▶ WHAT THIS TASK INVOLVES
Output the full listing word for word.

▶ DATA EXTRACT
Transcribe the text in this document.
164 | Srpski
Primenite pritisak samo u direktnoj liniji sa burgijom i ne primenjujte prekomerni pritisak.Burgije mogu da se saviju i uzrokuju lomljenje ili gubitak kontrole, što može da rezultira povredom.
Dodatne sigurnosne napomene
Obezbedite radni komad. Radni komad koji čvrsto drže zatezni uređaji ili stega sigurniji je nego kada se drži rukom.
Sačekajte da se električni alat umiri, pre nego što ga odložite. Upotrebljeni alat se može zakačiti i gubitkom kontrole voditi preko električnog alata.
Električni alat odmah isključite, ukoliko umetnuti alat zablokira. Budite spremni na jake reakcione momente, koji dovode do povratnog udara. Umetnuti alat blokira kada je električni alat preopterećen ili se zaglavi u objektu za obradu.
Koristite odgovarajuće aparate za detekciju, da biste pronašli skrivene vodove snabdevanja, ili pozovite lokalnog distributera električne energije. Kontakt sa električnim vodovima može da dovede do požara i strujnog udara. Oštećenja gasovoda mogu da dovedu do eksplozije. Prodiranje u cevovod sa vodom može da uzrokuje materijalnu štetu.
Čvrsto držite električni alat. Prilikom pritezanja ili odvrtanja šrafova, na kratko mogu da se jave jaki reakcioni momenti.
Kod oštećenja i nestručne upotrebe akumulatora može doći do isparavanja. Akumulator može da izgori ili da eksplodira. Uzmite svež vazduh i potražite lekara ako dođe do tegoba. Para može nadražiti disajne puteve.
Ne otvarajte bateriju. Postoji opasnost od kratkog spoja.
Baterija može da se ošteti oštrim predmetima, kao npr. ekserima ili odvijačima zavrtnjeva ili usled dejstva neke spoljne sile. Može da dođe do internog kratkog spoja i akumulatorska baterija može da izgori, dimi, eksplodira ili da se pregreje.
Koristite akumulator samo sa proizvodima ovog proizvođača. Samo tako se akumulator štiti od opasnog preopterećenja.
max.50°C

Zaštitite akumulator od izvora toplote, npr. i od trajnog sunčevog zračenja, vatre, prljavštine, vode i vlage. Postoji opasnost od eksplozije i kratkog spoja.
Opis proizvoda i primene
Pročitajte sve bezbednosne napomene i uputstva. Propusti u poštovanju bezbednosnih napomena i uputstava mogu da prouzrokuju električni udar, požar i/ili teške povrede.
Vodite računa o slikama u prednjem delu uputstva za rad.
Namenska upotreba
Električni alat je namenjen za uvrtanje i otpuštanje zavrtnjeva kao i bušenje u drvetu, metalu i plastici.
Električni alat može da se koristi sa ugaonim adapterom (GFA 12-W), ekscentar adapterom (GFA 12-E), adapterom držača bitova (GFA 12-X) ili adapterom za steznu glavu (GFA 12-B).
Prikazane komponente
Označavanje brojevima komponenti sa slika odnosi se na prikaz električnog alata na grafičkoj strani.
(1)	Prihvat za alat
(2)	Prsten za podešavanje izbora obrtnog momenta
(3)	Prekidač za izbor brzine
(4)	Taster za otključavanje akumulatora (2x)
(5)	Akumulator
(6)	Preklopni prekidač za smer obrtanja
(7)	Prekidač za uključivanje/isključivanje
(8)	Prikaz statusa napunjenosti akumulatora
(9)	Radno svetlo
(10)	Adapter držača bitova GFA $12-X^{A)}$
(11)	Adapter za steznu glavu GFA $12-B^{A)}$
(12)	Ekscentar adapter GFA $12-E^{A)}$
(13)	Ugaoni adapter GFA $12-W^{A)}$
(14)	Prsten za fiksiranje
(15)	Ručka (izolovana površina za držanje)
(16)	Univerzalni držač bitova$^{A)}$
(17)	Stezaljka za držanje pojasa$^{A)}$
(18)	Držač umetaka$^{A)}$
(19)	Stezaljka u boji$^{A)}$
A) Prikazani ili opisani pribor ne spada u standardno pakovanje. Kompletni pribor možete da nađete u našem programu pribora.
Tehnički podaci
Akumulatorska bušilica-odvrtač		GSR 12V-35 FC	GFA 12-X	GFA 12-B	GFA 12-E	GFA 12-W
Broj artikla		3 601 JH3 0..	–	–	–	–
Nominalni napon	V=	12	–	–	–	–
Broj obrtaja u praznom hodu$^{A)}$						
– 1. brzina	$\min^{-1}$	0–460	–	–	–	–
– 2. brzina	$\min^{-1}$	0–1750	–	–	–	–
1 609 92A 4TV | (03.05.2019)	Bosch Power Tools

▶ SOLUTION TO THE EXERCISE
Transcribe the text in this document.
164 | Srpski
Primenite pritisak samo u direktnoj liniji sa burgijom i ne primenjujte prekomerni pritisak.Burgije mogu da se saviju i uzrokuju lomljenje ili gubitak kontrole, što može da rezultira povredom.
Dodatne sigurnosne napomene
Obezbedite radni komad. Radni komad koji čvrsto drže zatezni uređaji ili stega sigurniji je nego kada se drži rukom.
Sačekajte da se električni alat umiri, pre nego što ga odložite. Upotrebljeni alat se može zakačiti i gubitkom kontrole voditi preko električnog alata.
Električni alat odmah isključite, ukoliko umetnuti alat zablokira. Budite spremni na jake reakcione momente, koji dovode do povratnog udara. Umetnuti alat blokira kada je električni alat preopterećen ili se zaglavi u objektu za obradu.
Koristite odgovarajuće aparate za detekciju, da biste pronašli skrivene vodove snabdevanja, ili pozovite lokalnog distributera električne energije. Kontakt sa električnim vodovima može da dovede do požara i strujnog udara. Oštećenja gasovoda mogu da dovedu do eksplozije. Prodiranje u cevovod sa vodom može da uzrokuje materijalnu štetu.
Čvrsto držite električni alat. Prilikom pritezanja ili odvrtanja šrafova, na kratko mogu da se jave jaki reakcioni momenti.
Kod oštećenja i nestručne upotrebe akumulatora može doći do isparavanja. Akumulator može da izgori ili da eksplodira. Uzmite svež vazduh i potražite lekara ako dođe do tegoba. Para može nadražiti disajne puteve.
Ne otvarajte bateriju. Postoji opasnost od kratkog spoja.
Baterija može da se ošteti oštrim predmetima, kao npr. ekserima ili odvijačima zavrtnjeva ili usled dejstva neke spoljne sile. Može da dođe do internog kratkog spoja i akumulatorska baterija može da izgori, dimi, eksplodira ili da se pregreje.
Koristite akumulator samo sa proizvodima ovog proizvođača. Samo tako se akumulator štiti od opasnog preopterećenja.
max.50°C

Zaštitite akumulator od izvora toplote, npr. i od trajnog sunčevog zračenja, vatre, prljavštine, vode i vlage. Postoji opasnost od eksplozije i kratkog spoja.
Opis proizvoda i primene
Pročitajte sve bezbednosne napomene i uputstva. Propusti u poštovanju bezbednosnih napomena i uputstava mogu da prouzrokuju električni udar, požar i/ili teške povrede.
Vodite računa o slikama u prednjem delu uputstva za rad.
Namenska upotreba
Električni alat je namenjen za uvrtanje i otpuštanje zavrtnjeva kao i bušenje u drvetu, metalu i plastici.
Električni alat može da se koristi sa ugaonim adapterom (GFA 12-W), ekscentar adapterom (GFA 12-E), adapterom držača bitova (GFA 12-X) ili adapterom za steznu glavu (GFA 12-B).
Prikazane komponente
Označavanje brojevima komponenti sa slika odnosi se na prikaz električnog alata na grafičkoj strani.
(1)	Prihvat za alat
(2)	Prsten za podešavanje izbora obrtnog momenta
(3)	Prekidač za izbor brzine
(4)	Taster za otključavanje akumulatora (2x)
(5)	Akumulator
(6)	Preklopni prekidač za smer obrtanja
(7)	Prekidač za uključivanje/isključivanje
(8)	Prikaz statusa napunjenosti akumulatora
(9)	Radno svetlo
(10)	Adapter držača bitova GFA $12-X^{A)}$
(11)	Adapter za steznu glavu GFA $12-B^{A)}$
(12)	Ekscentar adapter GFA $12-E^{A)}$
(13)	Ugaoni adapter GFA $12-W^{A)}$
(14)	Prsten za fiksiranje
(15)	Ručka (izolovana površina za držanje)
(16)	Univerzalni držač bitova$^{A)}$
(17)	Stezaljka za držanje pojasa$^{A)}$
(18)	Držač umetaka$^{A)}$
(19)	Stezaljka u boji$^{A)}$
A) Prikazani ili opisani pribor ne spada u standardno pakovanje. Kompletni pribor možete da nađete u našem programu pribora.
Tehnički podaci
Akumulatorska bušilica-odvrtač		GSR 12V-35 FC	GFA 12-X	GFA 12-B	GFA 12-E	GFA 12-W
Broj artikla		3 601 JH3 0..	–	–	–	–
Nominalni napon	V=	12	–	–	–	–
Broj obrtaja u praznom hodu$^{A)}$						
– 1. brzina	$\min^{-1}$	0–460	–	–	–	–
– 2. brzina	$\min^{-1}$	0–1750	–	–	–	–
1 609 92A 4TV | (03.05.2019)	Bosch Power Tools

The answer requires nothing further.